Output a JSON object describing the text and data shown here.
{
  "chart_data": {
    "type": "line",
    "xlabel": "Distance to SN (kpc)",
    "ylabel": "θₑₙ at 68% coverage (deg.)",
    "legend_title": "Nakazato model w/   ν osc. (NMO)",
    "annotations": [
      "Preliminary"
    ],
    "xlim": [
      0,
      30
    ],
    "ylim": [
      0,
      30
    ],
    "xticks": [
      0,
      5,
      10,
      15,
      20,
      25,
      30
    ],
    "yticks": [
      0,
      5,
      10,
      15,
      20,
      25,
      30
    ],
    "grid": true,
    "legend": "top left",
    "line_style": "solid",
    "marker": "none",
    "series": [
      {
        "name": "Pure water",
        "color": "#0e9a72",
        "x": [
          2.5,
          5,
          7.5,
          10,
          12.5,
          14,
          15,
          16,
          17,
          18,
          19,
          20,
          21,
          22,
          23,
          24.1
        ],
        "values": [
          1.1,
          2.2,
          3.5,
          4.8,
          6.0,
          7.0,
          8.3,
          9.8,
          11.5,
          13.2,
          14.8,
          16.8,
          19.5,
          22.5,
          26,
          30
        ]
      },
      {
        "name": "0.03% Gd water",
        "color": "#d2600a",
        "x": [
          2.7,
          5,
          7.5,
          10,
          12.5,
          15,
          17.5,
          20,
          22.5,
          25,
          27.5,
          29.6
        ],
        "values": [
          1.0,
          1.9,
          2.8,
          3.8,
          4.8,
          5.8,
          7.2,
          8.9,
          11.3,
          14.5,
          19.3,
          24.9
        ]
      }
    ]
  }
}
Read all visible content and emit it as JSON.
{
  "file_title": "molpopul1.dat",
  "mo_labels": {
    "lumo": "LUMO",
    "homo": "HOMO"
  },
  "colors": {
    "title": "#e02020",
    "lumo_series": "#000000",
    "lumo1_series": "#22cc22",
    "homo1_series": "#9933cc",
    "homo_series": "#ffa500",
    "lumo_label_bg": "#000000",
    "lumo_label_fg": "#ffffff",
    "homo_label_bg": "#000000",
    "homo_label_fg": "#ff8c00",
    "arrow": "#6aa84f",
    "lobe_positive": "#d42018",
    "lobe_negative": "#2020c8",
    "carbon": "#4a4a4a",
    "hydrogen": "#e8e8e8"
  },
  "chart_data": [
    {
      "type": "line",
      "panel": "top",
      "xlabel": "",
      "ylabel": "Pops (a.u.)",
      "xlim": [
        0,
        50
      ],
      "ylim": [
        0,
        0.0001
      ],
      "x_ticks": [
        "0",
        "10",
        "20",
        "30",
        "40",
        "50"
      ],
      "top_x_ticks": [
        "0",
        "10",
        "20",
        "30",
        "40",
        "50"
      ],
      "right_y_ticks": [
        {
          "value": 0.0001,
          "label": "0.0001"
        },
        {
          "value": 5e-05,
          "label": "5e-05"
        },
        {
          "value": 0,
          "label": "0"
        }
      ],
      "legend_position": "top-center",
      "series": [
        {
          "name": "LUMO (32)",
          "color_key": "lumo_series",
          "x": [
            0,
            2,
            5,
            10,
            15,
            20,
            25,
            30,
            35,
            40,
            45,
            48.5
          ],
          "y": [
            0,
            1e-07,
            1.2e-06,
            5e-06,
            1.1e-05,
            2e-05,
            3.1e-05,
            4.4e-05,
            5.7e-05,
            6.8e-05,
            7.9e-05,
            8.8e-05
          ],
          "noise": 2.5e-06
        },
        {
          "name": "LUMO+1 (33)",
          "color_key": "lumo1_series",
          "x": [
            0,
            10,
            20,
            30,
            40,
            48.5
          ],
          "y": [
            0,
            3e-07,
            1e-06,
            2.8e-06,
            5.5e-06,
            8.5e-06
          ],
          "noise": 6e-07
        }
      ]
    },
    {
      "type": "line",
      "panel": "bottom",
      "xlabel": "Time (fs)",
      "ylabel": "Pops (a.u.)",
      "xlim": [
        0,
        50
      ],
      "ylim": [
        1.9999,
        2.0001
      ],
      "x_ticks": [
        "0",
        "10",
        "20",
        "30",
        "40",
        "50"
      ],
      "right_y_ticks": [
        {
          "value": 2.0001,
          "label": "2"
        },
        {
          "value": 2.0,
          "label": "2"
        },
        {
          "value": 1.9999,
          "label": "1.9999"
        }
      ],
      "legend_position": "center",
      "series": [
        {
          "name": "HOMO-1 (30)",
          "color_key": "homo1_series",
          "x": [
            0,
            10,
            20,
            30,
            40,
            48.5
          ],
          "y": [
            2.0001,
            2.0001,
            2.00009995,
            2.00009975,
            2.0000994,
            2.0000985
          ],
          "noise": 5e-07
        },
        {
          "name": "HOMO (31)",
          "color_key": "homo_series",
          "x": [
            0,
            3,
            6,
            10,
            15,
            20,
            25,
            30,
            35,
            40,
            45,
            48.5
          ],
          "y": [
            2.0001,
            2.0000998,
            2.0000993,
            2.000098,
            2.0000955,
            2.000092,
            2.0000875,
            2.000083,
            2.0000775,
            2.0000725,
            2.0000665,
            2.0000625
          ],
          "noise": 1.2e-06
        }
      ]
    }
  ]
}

* * * * *

## Do this
Reproduce the records above exactly as they appear.

## Answer in full
Output a JSON object describing the text and data shown here.
{
  "chart_data": {
    "type": "line",
    "xlabel": "Distance to SN (kpc)",
    "ylabel": "θₑₙ at 68% coverage (deg.)",
    "legend_title": "Nakazato model w/   ν osc. (NMO)",
    "annotations": [
      "Preliminary"
    ],
    "xlim": [
      0,
      30
    ],
    "ylim": [
      0,
      30
    ],
    "xticks": [
      0,
      5,
      10,
      15,
      20,
      25,
      30
    ],
    "yticks": [
      0,
      5,
      10,
      15,
      20,
      25,
      30
    ],
    "grid": true,
    "legend": "top left",
    "line_style": "solid",
    "marker": "none",
    "series": [
      {
        "name": "Pure water",
        "color": "#0e9a72",
        "x": [
          2.5,
          5,
          7.5,
          10,
          12.5,
          14,
          15,
          16,
          17,
          18,
          19,
          20,
          21,
          22,
          23,
          24.1
        ],
        "values": [
          1.1,
          2.2,
          3.5,
          4.8,
          6.0,
          7.0,
          8.3,
          9.8,
          11.5,
          13.2,
          14.8,
          16.8,
          19.5,
          22.5,
          26,
          30
        ]
      },
      {
        "name": "0.03% Gd water",
        "color": "#d2600a",
        "x": [
          2.7,
          5,
          7.5,
          10,
          12.5,
          15,
          17.5,
          20,
          22.5,
          25,
          27.5,
          29.6
        ],
        "values": [
          1.0,
          1.9,
          2.8,
          3.8,
          4.8,
          5.8,
          7.2,
          8.9,
          11.3,
          14.5,
          19.3,
          24.9
        ]
      }
    ]
  }
}
Read all visible content and emit it as JSON.
{
  "file_title": "molpopul1.dat",
  "mo_labels": {
    "lumo": "LUMO",
    "homo": "HOMO"
  },
  "colors": {
    "title": "#e02020",
    "lumo_series": "#000000",
    "lumo1_series": "#22cc22",
    "homo1_series": "#9933cc",
    "homo_series": "#ffa500",
    "lumo_label_bg": "#000000",
    "lumo_label_fg": "#ffffff",
    "homo_label_bg": "#000000",
    "homo_label_fg": "#ff8c00",
    "arrow": "#6aa84f",
    "lobe_positive": "#d42018",
    "lobe_negative": "#2020c8",
    "carbon": "#4a4a4a",
    "hydrogen": "#e8e8e8"
  },
  "chart_data": [
    {
      "type": "line",
      "panel": "top",
      "xlabel": "",
      "ylabel": "Pops (a.u.)",
      "xlim": [
        0,
        50
      ],
      "ylim": [
        0,
        0.0001
      ],
      "x_ticks": [
        "0",
        "10",
        "20",
        "30",
        "40",
        "50"
      ],
      "top_x_ticks": [
        "0",
        "10",
        "20",
        "30",
        "40",
        "50"
      ],
      "right_y_ticks": [
        {
          "value": 0.0001,
          "label": "0.0001"
        },
        {
          "value": 5e-05,
          "label": "5e-05"
        },
        {
          "value": 0,
          "label": "0"
        }
      ],
      "legend_position": "top-center",
      "series": [
        {
          "name": "LUMO (32)",
          "color_key": "lumo_series",
          "x": [
            0,
            2,
            5,
            10,
            15,
            20,
            25,
            30,
            35,
            40,
            45,
            48.5
          ],
          "y": [
            0,
            1e-07,
            1.2e-06,
            5e-06,
            1.1e-05,
            2e-05,
            3.1e-05,
            4.4e-05,
            5.7e-05,
            6.8e-05,
            7.9e-05,
            8.8e-05
          ],
          "noise": 2.5e-06
        },
        {
          "name": "LUMO+1 (33)",
          "color_key": "lumo1_series",
          "x": [
            0,
            10,
            20,
            30,
            40,
            48.5
          ],
          "y": [
            0,
            3e-07,
            1e-06,
            2.8e-06,
            5.5e-06,
            8.5e-06
          ],
          "noise": 6e-07
        }
      ]
    },
    {
      "type": "line",
      "panel": "bottom",
      "xlabel": "Time (fs)",
      "ylabel": "Pops (a.u.)",
      "xlim": [
        0,
        50
      ],
      "ylim": [
        1.9999,
        2.0001
      ],
      "x_ticks": [
        "0",
        "10",
        "20",
        "30",
        "40",
        "50"
      ],
      "right_y_ticks": [
        {
          "value": 2.0001,
          "label": "2"
        },
        {
          "value": 2.0,
          "label": "2"
        },
        {
          "value": 1.9999,
          "label": "1.9999"
        }
      ],
      "legend_position": "center",
      "series": [
        {
          "name": "HOMO-1 (30)",
          "color_key": "homo1_series",
          "x": [
            0,
            10,
            20,
            30,
            40,
            48.5
          ],
          "y": [
            2.0001,
            2.0001,
            2.00009995,
            2.00009975,
            2.0000994,
            2.0000985
          ],
          "noise": 5e-07
        },
        {
          "name": "HOMO (31)",
          "color_key": "homo_series",
          "x": [
            0,
            3,
            6,
            10,
            15,
            20,
            25,
            30,
            35,
            40,
            45,
            48.5
          ],
          "y": [
            2.0001,
            2.0000998,
            2.0000993,
            2.000098,
            2.0000955,
            2.000092,
            2.0000875,
            2.000083,
            2.0000775,
            2.0000725,
            2.0000665,
            2.0000625
          ],
          "noise": 1.2e-06
        }
      ]
    }
  ]
}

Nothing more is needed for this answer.